### GIVEN PROBLEM
Pick out every line with the word "balance" and copy it.

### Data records
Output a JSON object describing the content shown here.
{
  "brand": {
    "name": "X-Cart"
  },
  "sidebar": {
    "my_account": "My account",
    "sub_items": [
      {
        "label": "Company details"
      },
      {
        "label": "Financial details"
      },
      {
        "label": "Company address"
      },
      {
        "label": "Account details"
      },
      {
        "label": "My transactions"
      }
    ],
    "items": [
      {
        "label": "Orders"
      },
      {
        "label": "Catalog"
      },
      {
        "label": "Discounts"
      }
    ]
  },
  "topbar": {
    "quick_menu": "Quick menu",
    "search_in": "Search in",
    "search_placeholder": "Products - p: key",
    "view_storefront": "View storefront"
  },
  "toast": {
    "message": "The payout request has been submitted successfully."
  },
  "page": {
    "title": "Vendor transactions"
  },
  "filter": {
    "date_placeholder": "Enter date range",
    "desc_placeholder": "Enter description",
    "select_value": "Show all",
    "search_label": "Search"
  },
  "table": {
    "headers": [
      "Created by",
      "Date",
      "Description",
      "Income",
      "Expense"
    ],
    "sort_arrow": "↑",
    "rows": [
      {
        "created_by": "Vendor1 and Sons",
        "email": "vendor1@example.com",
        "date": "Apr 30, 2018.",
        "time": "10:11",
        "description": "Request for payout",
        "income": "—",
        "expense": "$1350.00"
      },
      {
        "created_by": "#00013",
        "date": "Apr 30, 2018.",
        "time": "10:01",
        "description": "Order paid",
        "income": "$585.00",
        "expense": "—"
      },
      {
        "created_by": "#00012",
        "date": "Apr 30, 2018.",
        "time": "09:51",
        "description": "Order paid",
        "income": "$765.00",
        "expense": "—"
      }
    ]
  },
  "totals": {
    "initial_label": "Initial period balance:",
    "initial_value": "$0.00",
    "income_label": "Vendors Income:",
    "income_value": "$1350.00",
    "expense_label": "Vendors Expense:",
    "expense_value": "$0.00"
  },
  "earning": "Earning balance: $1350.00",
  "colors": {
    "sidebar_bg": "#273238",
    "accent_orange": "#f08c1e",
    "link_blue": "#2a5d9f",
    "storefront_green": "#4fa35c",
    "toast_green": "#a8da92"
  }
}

### FINAL RESULT
    "initial_label": "Initial period balance:",
  "earning": "Earning balance: $1350.00",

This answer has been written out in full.